▶ TASK DIRECTIONS
Copy each line of the entries beneath that contains the word "coordinate".

--- start SUPPLIED DATA ---

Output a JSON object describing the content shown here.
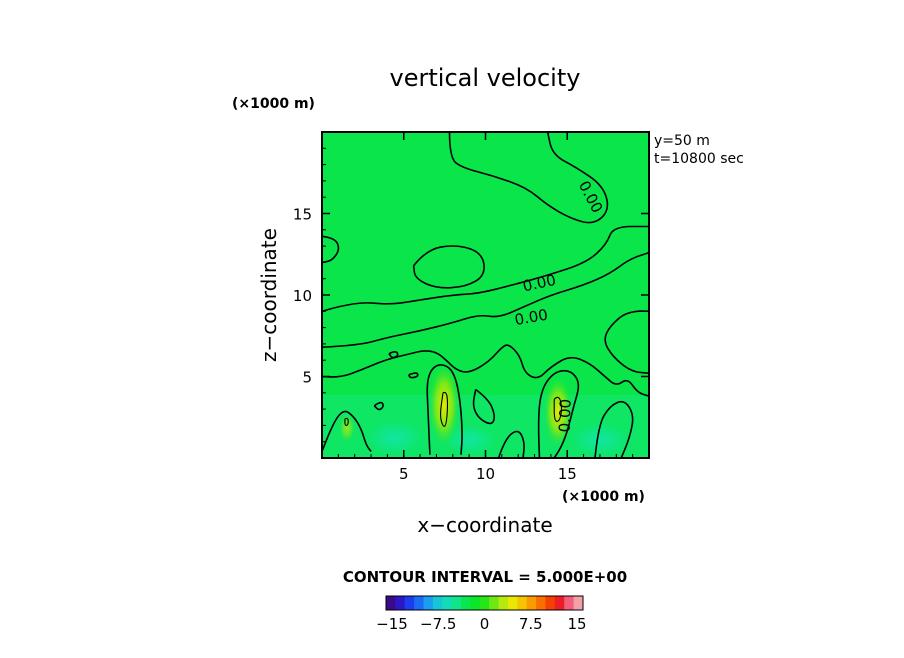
{
  "chart_data": {
    "type": "heatmap",
    "title": "vertical velocity",
    "xlabel": "x−coordinate",
    "ylabel": "z−coordinate",
    "x_unit": "(×1000 m)",
    "y_unit": "(×1000 m)",
    "xlim": [
      0,
      20
    ],
    "ylim": [
      0,
      20
    ],
    "x_ticks": [
      5,
      10,
      15
    ],
    "y_ticks": [
      5,
      10,
      15
    ],
    "x_tick_labels": [
      "5",
      "10",
      "15"
    ],
    "y_tick_labels": [
      "5",
      "10",
      "15"
    ],
    "info_lines": [
      "y=50  m",
      "t=10800 sec"
    ],
    "contour_interval_text": "CONTOUR INTERVAL = 5.000E+00",
    "contour_interval": 5,
    "contour_labels": [
      {
        "text": "0.00",
        "x": 16.4,
        "y": 16.0,
        "angle": 62
      },
      {
        "text": "0.00",
        "x": 13.3,
        "y": 10.7,
        "angle": -12
      },
      {
        "text": "0.00",
        "x": 12.8,
        "y": 8.6,
        "angle": -10
      },
      {
        "text": "0.00",
        "x": 14.9,
        "y": 2.6,
        "angle": -88
      }
    ],
    "contours": [
      {
        "level": 0,
        "points": [
          [
            7.8,
            20
          ],
          [
            7.8,
            18.4
          ],
          [
            8.6,
            17.8
          ],
          [
            10.5,
            17.3
          ],
          [
            12.5,
            16.6
          ],
          [
            13.8,
            15.5
          ],
          [
            15.2,
            14.7
          ],
          [
            16.6,
            14.3
          ],
          [
            17.6,
            15.2
          ],
          [
            17.2,
            16.7
          ],
          [
            15.6,
            17.8
          ],
          [
            14.1,
            18.6
          ],
          [
            13.8,
            20
          ]
        ]
      },
      {
        "level": 0,
        "points": [
          [
            0,
            13.6
          ],
          [
            0.8,
            13.5
          ],
          [
            1.1,
            12.8
          ],
          [
            0.6,
            12.1
          ],
          [
            0,
            12.0
          ]
        ]
      },
      {
        "level": 0,
        "points": [
          [
            5.6,
            11.8
          ],
          [
            6.4,
            12.8
          ],
          [
            8.2,
            13.1
          ],
          [
            9.8,
            12.6
          ],
          [
            10.0,
            11.2
          ],
          [
            8.8,
            10.5
          ],
          [
            7.0,
            10.4
          ],
          [
            5.7,
            11.0
          ],
          [
            5.6,
            11.8
          ]
        ]
      },
      {
        "level": 0,
        "points": [
          [
            0,
            9.0
          ],
          [
            2.0,
            9.6
          ],
          [
            4.2,
            9.4
          ],
          [
            6.0,
            9.7
          ],
          [
            8.0,
            10.0
          ],
          [
            9.6,
            10.1
          ],
          [
            11.6,
            10.6
          ],
          [
            13.8,
            11.2
          ],
          [
            16.2,
            12.0
          ],
          [
            17.4,
            13.1
          ],
          [
            17.8,
            14.2
          ],
          [
            20,
            14.2
          ]
        ]
      },
      {
        "level": 0,
        "points": [
          [
            0,
            6.8
          ],
          [
            2.2,
            6.9
          ],
          [
            4.0,
            7.4
          ],
          [
            6.0,
            7.8
          ],
          [
            8.0,
            8.3
          ],
          [
            9.6,
            8.8
          ],
          [
            10.8,
            8.6
          ],
          [
            12.4,
            9.3
          ],
          [
            14.0,
            10.0
          ],
          [
            16.0,
            10.6
          ],
          [
            17.6,
            11.3
          ],
          [
            18.8,
            12.2
          ],
          [
            20,
            12.6
          ]
        ]
      },
      {
        "level": 0,
        "points": [
          [
            20,
            9.0
          ],
          [
            18.8,
            9.1
          ],
          [
            17.6,
            8.1
          ],
          [
            17.2,
            7.2
          ],
          [
            17.8,
            6.2
          ],
          [
            18.9,
            5.3
          ],
          [
            20,
            5.2
          ]
        ]
      },
      {
        "level": 0,
        "points": [
          [
            0,
            5.0
          ],
          [
            1.0,
            4.9
          ],
          [
            2.4,
            5.4
          ],
          [
            3.8,
            6.0
          ],
          [
            5.4,
            6.4
          ],
          [
            6.2,
            6.6
          ],
          [
            7.0,
            6.5
          ],
          [
            7.6,
            6.0
          ],
          [
            8.2,
            5.4
          ],
          [
            9.0,
            5.2
          ],
          [
            10.2,
            5.9
          ],
          [
            11.0,
            6.8
          ],
          [
            11.4,
            7.0
          ],
          [
            12.1,
            6.3
          ],
          [
            12.4,
            5.2
          ],
          [
            13.2,
            4.8
          ],
          [
            14.0,
            5.6
          ],
          [
            15.2,
            6.3
          ],
          [
            16.4,
            5.8
          ],
          [
            17.3,
            5.0
          ],
          [
            18.0,
            4.4
          ],
          [
            18.7,
            4.9
          ],
          [
            19.3,
            4.0
          ],
          [
            20,
            3.8
          ]
        ]
      },
      {
        "level": 0,
        "points": [
          [
            0,
            0.4
          ],
          [
            0.6,
            2.0
          ],
          [
            1.3,
            3.0
          ],
          [
            1.9,
            2.6
          ],
          [
            2.4,
            1.8
          ],
          [
            2.7,
            0.8
          ],
          [
            3.0,
            0.4
          ]
        ]
      },
      {
        "level": 0,
        "points": [
          [
            6.6,
            0.2
          ],
          [
            6.5,
            2.6
          ],
          [
            6.4,
            4.6
          ],
          [
            6.7,
            5.5
          ],
          [
            7.3,
            5.8
          ],
          [
            8.0,
            5.4
          ],
          [
            8.4,
            4.0
          ],
          [
            8.6,
            1.6
          ],
          [
            8.5,
            0.2
          ]
        ]
      },
      {
        "level": 0,
        "points": [
          [
            9.4,
            4.2
          ],
          [
            10.2,
            3.6
          ],
          [
            10.6,
            2.6
          ],
          [
            10.4,
            2.0
          ],
          [
            9.6,
            2.4
          ],
          [
            9.2,
            3.2
          ],
          [
            9.4,
            4.2
          ]
        ]
      },
      {
        "level": 0,
        "points": [
          [
            10.8,
            0
          ],
          [
            11.2,
            1.2
          ],
          [
            12.0,
            1.8
          ],
          [
            12.4,
            1.0
          ],
          [
            12.3,
            0
          ]
        ]
      },
      {
        "level": 0,
        "points": [
          [
            13.3,
            0
          ],
          [
            13.2,
            2.2
          ],
          [
            13.4,
            4.2
          ],
          [
            14.2,
            5.3
          ],
          [
            15.2,
            5.4
          ],
          [
            15.8,
            4.6
          ],
          [
            15.4,
            3.2
          ],
          [
            15.0,
            1.6
          ],
          [
            14.6,
            0.6
          ],
          [
            14.2,
            0
          ]
        ]
      },
      {
        "level": 0,
        "points": [
          [
            16.7,
            0
          ],
          [
            16.9,
            2.0
          ],
          [
            17.6,
            3.2
          ],
          [
            18.5,
            3.6
          ],
          [
            19.1,
            2.6
          ],
          [
            18.8,
            1.2
          ],
          [
            18.3,
            0
          ]
        ]
      },
      {
        "level": 0,
        "points": [
          [
            3.2,
            3.2
          ],
          [
            3.6,
            3.5
          ],
          [
            3.8,
            3.2
          ],
          [
            3.5,
            2.9
          ],
          [
            3.2,
            3.2
          ]
        ]
      },
      {
        "level": 0,
        "points": [
          [
            4.1,
            6.4
          ],
          [
            4.5,
            6.6
          ],
          [
            4.7,
            6.3
          ],
          [
            4.3,
            6.1
          ],
          [
            4.1,
            6.4
          ]
        ]
      },
      {
        "level": 0,
        "points": [
          [
            5.3,
            5.1
          ],
          [
            5.8,
            5.3
          ],
          [
            5.9,
            5.0
          ],
          [
            5.4,
            4.9
          ],
          [
            5.3,
            5.1
          ]
        ]
      },
      {
        "level": 5,
        "points": [
          [
            7.4,
            4.0
          ],
          [
            7.6,
            4.1
          ],
          [
            7.7,
            3.4
          ],
          [
            7.6,
            2.0
          ],
          [
            7.4,
            1.9
          ],
          [
            7.2,
            2.6
          ],
          [
            7.4,
            4.0
          ]
        ]
      },
      {
        "level": 5,
        "points": [
          [
            14.2,
            3.6
          ],
          [
            14.5,
            3.9
          ],
          [
            14.7,
            3.0
          ],
          [
            14.5,
            2.2
          ],
          [
            14.2,
            2.3
          ],
          [
            14.2,
            3.6
          ]
        ]
      },
      {
        "level": 5,
        "points": [
          [
            1.4,
            2.4
          ],
          [
            1.6,
            2.5
          ],
          [
            1.6,
            2.0
          ],
          [
            1.4,
            2.0
          ],
          [
            1.4,
            2.4
          ]
        ]
      }
    ],
    "colorbar": {
      "tick_labels": [
        "−15",
        "−7.5",
        "0",
        "7.5",
        "15"
      ],
      "tick_values": [
        -15,
        -7.5,
        0,
        7.5,
        15
      ],
      "colors": [
        "#3a0a8a",
        "#2b18c4",
        "#1c3cf0",
        "#1a6cf2",
        "#1a9ef4",
        "#16c6d6",
        "#12dcb6",
        "#0fe68c",
        "#0ae650",
        "#0ce628",
        "#26e618",
        "#6de812",
        "#b6ea0e",
        "#e8e800",
        "#f6c400",
        "#fa9c00",
        "#fa7000",
        "#f44000",
        "#ec1c28",
        "#f0607a",
        "#f4a0a8"
      ]
    }
  }
}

--- end SUPPLIED DATA ---

▶ ANSWER TO THE TASK
    "xlabel": "x−coordinate",
    "ylabel": "z−coordinate",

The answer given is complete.